(REQUEST) Repeat the whole listing exactly as written.
------------------------------
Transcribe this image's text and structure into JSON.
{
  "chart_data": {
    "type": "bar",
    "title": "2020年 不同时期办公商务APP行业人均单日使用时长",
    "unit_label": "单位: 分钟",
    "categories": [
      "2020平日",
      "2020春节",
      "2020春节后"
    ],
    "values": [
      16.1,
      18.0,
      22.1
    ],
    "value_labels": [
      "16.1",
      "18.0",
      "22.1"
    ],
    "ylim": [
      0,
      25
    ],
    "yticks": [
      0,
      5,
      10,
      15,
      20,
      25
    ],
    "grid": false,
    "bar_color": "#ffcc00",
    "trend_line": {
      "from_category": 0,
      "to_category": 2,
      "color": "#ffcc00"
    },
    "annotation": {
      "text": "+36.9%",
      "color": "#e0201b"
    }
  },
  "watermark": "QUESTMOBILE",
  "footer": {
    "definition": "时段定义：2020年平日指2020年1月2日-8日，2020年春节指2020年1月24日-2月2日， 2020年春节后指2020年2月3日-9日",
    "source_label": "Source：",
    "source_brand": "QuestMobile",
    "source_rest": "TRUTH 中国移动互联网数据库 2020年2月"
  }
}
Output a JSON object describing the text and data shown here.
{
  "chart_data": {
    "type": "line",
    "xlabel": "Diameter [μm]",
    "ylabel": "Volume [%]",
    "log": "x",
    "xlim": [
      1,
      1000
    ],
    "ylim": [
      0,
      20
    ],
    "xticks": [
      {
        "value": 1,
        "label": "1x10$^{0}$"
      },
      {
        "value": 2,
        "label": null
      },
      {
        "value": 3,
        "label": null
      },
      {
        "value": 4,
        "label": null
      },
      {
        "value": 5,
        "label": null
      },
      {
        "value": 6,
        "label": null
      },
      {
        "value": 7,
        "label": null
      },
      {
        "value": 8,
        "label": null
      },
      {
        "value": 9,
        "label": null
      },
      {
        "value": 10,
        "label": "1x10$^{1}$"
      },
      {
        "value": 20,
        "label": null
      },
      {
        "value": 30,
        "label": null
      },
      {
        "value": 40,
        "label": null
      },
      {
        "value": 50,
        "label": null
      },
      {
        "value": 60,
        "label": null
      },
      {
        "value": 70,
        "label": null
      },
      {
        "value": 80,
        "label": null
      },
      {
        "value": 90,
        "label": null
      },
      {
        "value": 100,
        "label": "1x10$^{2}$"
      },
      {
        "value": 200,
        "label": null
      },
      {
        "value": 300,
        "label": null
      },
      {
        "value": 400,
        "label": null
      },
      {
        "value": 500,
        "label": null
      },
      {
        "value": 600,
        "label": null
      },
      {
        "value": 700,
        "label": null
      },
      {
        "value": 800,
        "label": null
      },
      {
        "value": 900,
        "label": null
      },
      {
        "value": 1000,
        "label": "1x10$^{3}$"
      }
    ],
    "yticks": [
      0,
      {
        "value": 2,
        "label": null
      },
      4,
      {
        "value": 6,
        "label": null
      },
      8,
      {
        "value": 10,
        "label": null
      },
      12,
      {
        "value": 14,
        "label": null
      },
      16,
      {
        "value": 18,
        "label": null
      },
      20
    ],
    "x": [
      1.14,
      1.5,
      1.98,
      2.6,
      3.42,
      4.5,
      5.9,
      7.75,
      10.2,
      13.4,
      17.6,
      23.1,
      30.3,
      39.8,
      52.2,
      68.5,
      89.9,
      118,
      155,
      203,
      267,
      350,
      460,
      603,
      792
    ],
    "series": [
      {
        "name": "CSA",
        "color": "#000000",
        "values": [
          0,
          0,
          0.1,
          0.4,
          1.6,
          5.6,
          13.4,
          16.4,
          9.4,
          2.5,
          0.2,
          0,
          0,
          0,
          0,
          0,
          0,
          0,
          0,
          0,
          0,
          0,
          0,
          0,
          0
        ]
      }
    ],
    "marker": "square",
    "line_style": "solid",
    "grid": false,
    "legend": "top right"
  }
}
------------------------------
(TASK RESULT)
Transcribe this image's text and structure into JSON.
{
  "chart_data": {
    "type": "bar",
    "title": "2020年 不同时期办公商务APP行业人均单日使用时长",
    "unit_label": "单位: 分钟",
    "categories": [
      "2020平日",
      "2020春节",
      "2020春节后"
    ],
    "values": [
      16.1,
      18.0,
      22.1
    ],
    "value_labels": [
      "16.1",
      "18.0",
      "22.1"
    ],
    "ylim": [
      0,
      25
    ],
    "yticks": [
      0,
      5,
      10,
      15,
      20,
      25
    ],
    "grid": false,
    "bar_color": "#ffcc00",
    "trend_line": {
      "from_category": 0,
      "to_category": 2,
      "color": "#ffcc00"
    },
    "annotation": {
      "text": "+36.9%",
      "color": "#e0201b"
    }
  },
  "watermark": "QUESTMOBILE",
  "footer": {
    "definition": "时段定义：2020年平日指2020年1月2日-8日，2020年春节指2020年1月24日-2月2日， 2020年春节后指2020年2月3日-9日",
    "source_label": "Source：",
    "source_brand": "QuestMobile",
    "source_rest": "TRUTH 中国移动互联网数据库 2020年2月"
  }
}
Output a JSON object describing the text and data shown here.
{
  "chart_data": {
    "type": "line",
    "xlabel": "Diameter [μm]",
    "ylabel": "Volume [%]",
    "log": "x",
    "xlim": [
      1,
      1000
    ],
    "ylim": [
      0,
      20
    ],
    "xticks": [
      {
        "value": 1,
        "label": "1x10$^{0}$"
      },
      {
        "value": 2,
        "label": null
      },
      {
        "value": 3,
        "label": null
      },
      {
        "value": 4,
        "label": null
      },
      {
        "value": 5,
        "label": null
      },
      {
        "value": 6,
        "label": null
      },
      {
        "value": 7,
        "label": null
      },
      {
        "value": 8,
        "label": null
      },
      {
        "value": 9,
        "label": null
      },
      {
        "value": 10,
        "label": "1x10$^{1}$"
      },
      {
        "value": 20,
        "label": null
      },
      {
        "value": 30,
        "label": null
      },
      {
        "value": 40,
        "label": null
      },
      {
        "value": 50,
        "label": null
      },
      {
        "value": 60,
        "label": null
      },
      {
        "value": 70,
        "label": null
      },
      {
        "value": 80,
        "label": null
      },
      {
        "value": 90,
        "label": null
      },
      {
        "value": 100,
        "label": "1x10$^{2}$"
      },
      {
        "value": 200,
        "label": null
      },
      {
        "value": 300,
        "label": null
      },
      {
        "value": 400,
        "label": null
      },
      {
        "value": 500,
        "label": null
      },
      {
        "value": 600,
        "label": null
      },
      {
        "value": 700,
        "label": null
      },
      {
        "value": 800,
        "label": null
      },
      {
        "value": 900,
        "label": null
      },
      {
        "value": 1000,
        "label": "1x10$^{3}$"
      }
    ],
    "yticks": [
      0,
      {
        "value": 2,
        "label": null
      },
      4,
      {
        "value": 6,
        "label": null
      },
      8,
      {
        "value": 10,
        "label": null
      },
      12,
      {
        "value": 14,
        "label": null
      },
      16,
      {
        "value": 18,
        "label": null
      },
      20
    ],
    "x": [
      1.14,
      1.5,
      1.98,
      2.6,
      3.42,
      4.5,
      5.9,
      7.75,
      10.2,
      13.4,
      17.6,
      23.1,
      30.3,
      39.8,
      52.2,
      68.5,
      89.9,
      118,
      155,
      203,
      267,
      350,
      460,
      603,
      792
    ],
    "series": [
      {
        "name": "CSA",
        "color": "#000000",
        "values": [
          0,
          0,
          0.1,
          0.4,
          1.6,
          5.6,
          13.4,
          16.4,
          9.4,
          2.5,
          0.2,
          0,
          0,
          0,
          0,
          0,
          0,
          0,
          0,
          0,
          0,
          0,
          0,
          0,
          0
        ]
      }
    ],
    "marker": "square",
    "line_style": "solid",
    "grid": false,
    "legend": "top right"
  }
}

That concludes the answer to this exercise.